• **What you will do**
Give the number of lines that contain the string "from", and nothing else.

** Begin **

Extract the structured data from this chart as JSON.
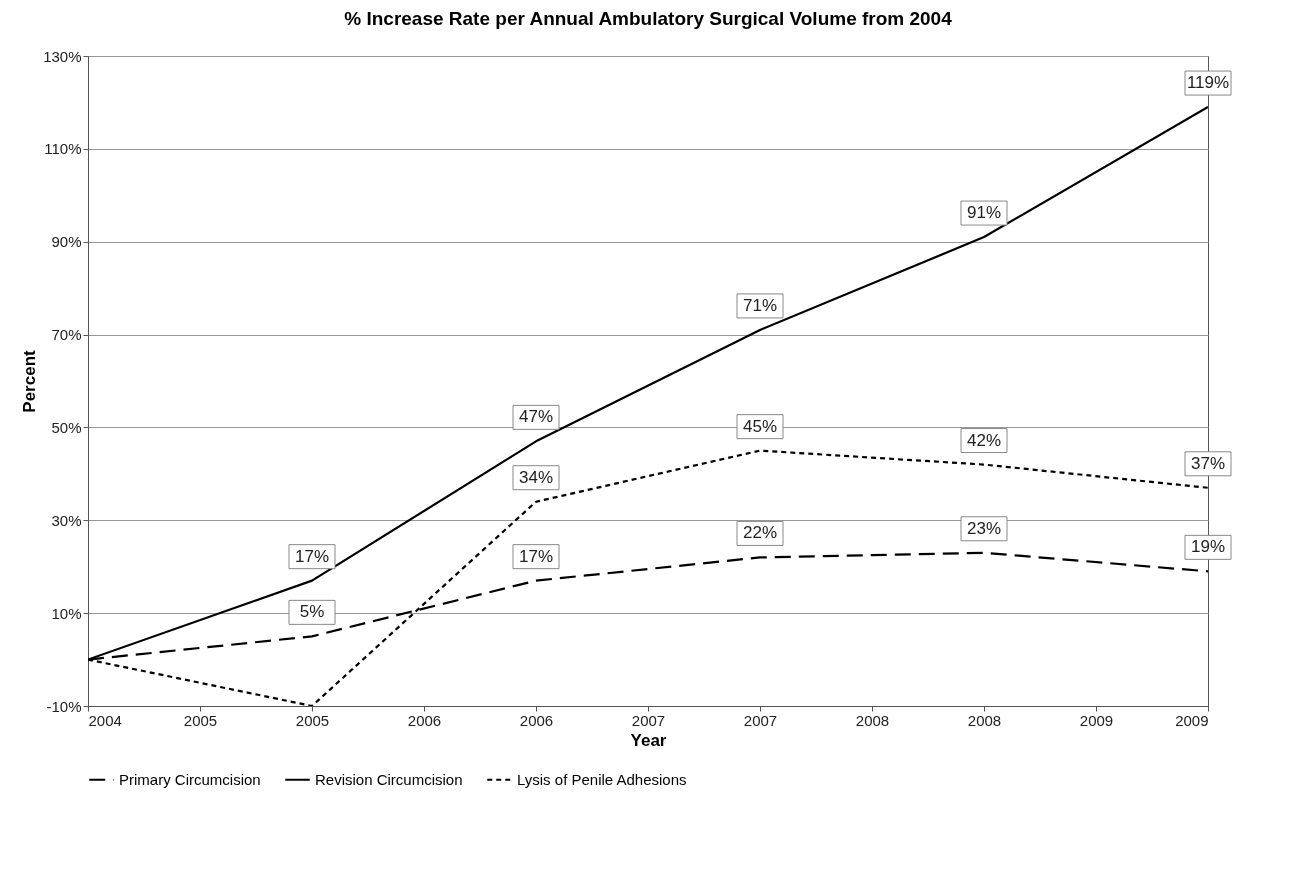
{
  "chart_data": {
    "type": "line",
    "title": "% Increase Rate per Annual Ambulatory Surgical Volume from 2004",
    "xlabel": "Year",
    "ylabel": "Percent",
    "categories": [
      "2004",
      "2005",
      "2005",
      "2006",
      "2006",
      "2007",
      "2007",
      "2008",
      "2008",
      "2009",
      "2009"
    ],
    "ylim": [
      -10,
      130
    ],
    "yticks": [
      {
        "value": -10,
        "label": "-10%"
      },
      {
        "value": 10,
        "label": "10%"
      },
      {
        "value": 30,
        "label": "30%"
      },
      {
        "value": 50,
        "label": "50%"
      },
      {
        "value": 70,
        "label": "70%"
      },
      {
        "value": 90,
        "label": "90%"
      },
      {
        "value": 110,
        "label": "110%"
      },
      {
        "value": 130,
        "label": "130%"
      }
    ],
    "grid": "y",
    "legend": "bottom",
    "series": [
      {
        "name": "Primary Circumcision",
        "color": "#000000",
        "line_style": "dashed",
        "values": [
          0,
          null,
          5,
          null,
          17,
          null,
          22,
          null,
          23,
          null,
          19
        ],
        "value_labels": [
          null,
          null,
          "5%",
          null,
          "17%",
          null,
          "22%",
          null,
          "23%",
          null,
          "19%"
        ]
      },
      {
        "name": "Revision Circumcision",
        "color": "#000000",
        "line_style": "solid",
        "values": [
          0,
          null,
          17,
          null,
          47,
          null,
          71,
          null,
          91,
          null,
          119
        ],
        "value_labels": [
          null,
          null,
          "17%",
          null,
          "47%",
          null,
          "71%",
          null,
          "91%",
          null,
          "119%"
        ]
      },
      {
        "name": "Lysis of Penile Adhesions",
        "color": "#000000",
        "line_style": "dotted",
        "values": [
          0,
          null,
          -10,
          null,
          34,
          null,
          45,
          null,
          42,
          null,
          37
        ],
        "value_labels": [
          null,
          null,
          null,
          null,
          "34%",
          null,
          "45%",
          null,
          "42%",
          null,
          "37%"
        ]
      }
    ]
  }
}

** End **

• **The reply**
2